====== Input ======
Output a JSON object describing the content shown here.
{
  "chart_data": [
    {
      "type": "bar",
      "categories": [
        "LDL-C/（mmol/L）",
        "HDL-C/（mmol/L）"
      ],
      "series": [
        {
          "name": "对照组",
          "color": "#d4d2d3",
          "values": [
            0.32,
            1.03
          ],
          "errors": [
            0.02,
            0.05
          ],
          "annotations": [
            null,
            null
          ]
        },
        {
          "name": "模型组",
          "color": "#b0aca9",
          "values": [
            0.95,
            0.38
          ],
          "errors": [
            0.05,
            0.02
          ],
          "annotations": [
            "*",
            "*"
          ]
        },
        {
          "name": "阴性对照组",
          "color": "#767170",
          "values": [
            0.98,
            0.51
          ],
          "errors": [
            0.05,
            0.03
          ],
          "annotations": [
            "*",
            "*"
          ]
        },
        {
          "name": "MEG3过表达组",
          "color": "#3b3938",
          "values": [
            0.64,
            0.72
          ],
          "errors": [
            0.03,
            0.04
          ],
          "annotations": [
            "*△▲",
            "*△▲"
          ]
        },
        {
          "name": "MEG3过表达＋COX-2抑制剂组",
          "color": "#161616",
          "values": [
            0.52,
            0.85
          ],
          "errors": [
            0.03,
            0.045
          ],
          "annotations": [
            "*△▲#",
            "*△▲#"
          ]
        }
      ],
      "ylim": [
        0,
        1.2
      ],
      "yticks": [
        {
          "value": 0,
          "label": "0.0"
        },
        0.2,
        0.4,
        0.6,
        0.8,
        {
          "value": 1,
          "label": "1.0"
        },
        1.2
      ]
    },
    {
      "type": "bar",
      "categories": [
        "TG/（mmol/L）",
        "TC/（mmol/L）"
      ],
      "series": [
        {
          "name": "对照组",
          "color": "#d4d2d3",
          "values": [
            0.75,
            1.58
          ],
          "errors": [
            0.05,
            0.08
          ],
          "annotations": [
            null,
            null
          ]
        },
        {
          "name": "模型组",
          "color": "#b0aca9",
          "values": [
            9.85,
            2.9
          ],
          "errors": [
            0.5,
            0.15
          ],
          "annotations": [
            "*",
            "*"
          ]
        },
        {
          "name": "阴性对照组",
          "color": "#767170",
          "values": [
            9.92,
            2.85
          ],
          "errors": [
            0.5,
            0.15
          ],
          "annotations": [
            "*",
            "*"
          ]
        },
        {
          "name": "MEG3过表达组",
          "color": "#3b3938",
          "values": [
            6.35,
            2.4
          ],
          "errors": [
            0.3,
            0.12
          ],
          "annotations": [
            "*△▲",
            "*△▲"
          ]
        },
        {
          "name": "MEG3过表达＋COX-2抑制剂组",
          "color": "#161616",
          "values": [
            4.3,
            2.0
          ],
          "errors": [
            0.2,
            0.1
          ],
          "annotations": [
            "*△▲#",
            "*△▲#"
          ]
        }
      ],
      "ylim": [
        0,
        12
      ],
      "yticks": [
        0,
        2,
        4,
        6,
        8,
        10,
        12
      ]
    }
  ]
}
======
__Description of the task__.
Print every line of the records exactly. Omit nothing.

__Solution for this problem__.
Output a JSON object describing the content shown here.
{
  "chart_data": [
    {
      "type": "bar",
      "categories": [
        "LDL-C/（mmol/L）",
        "HDL-C/（mmol/L）"
      ],
      "series": [
        {
          "name": "对照组",
          "color": "#d4d2d3",
          "values": [
            0.32,
            1.03
          ],
          "errors": [
            0.02,
            0.05
          ],
          "annotations": [
            null,
            null
          ]
        },
        {
          "name": "模型组",
          "color": "#b0aca9",
          "values": [
            0.95,
            0.38
          ],
          "errors": [
            0.05,
            0.02
          ],
          "annotations": [
            "*",
            "*"
          ]
        },
        {
          "name": "阴性对照组",
          "color": "#767170",
          "values": [
            0.98,
            0.51
          ],
          "errors": [
            0.05,
            0.03
          ],
          "annotations": [
            "*",
            "*"
          ]
        },
        {
          "name": "MEG3过表达组",
          "color": "#3b3938",
          "values": [
            0.64,
            0.72
          ],
          "errors": [
            0.03,
            0.04
          ],
          "annotations": [
            "*△▲",
            "*△▲"
          ]
        },
        {
          "name": "MEG3过表达＋COX-2抑制剂组",
          "color": "#161616",
          "values": [
            0.52,
            0.85
          ],
          "errors": [
            0.03,
            0.045
          ],
          "annotations": [
            "*△▲#",
            "*△▲#"
          ]
        }
      ],
      "ylim": [
        0,
        1.2
      ],
      "yticks": [
        {
          "value": 0,
          "label": "0.0"
        },
        0.2,
        0.4,
        0.6,
        0.8,
        {
          "value": 1,
          "label": "1.0"
        },
        1.2
      ]
    },
    {
      "type": "bar",
      "categories": [
        "TG/（mmol/L）",
        "TC/（mmol/L）"
      ],
      "series": [
        {
          "name": "对照组",
          "color": "#d4d2d3",
          "values": [
            0.75,
            1.58
          ],
          "errors": [
            0.05,
            0.08
          ],
          "annotations": [
            null,
            null
          ]
        },
        {
          "name": "模型组",
          "color": "#b0aca9",
          "values": [
            9.85,
            2.9
          ],
          "errors": [
            0.5,
            0.15
          ],
          "annotations": [
            "*",
            "*"
          ]
        },
        {
          "name": "阴性对照组",
          "color": "#767170",
          "values": [
            9.92,
            2.85
          ],
          "errors": [
            0.5,
            0.15
          ],
          "annotations": [
            "*",
            "*"
          ]
        },
        {
          "name": "MEG3过表达组",
          "color": "#3b3938",
          "values": [
            6.35,
            2.4
          ],
          "errors": [
            0.3,
            0.12
          ],
          "annotations": [
            "*△▲",
            "*△▲"
          ]
        },
        {
          "name": "MEG3过表达＋COX-2抑制剂组",
          "color": "#161616",
          "values": [
            4.3,
            2.0
          ],
          "errors": [
            0.2,
            0.1
          ],
          "annotations": [
            "*△▲#",
            "*△▲#"
          ]
        }
      ],
      "ylim": [
        0,
        12
      ],
      "yticks": [
        0,
        2,
        4,
        6,
        8,
        10,
        12
      ]
    }
  ]
}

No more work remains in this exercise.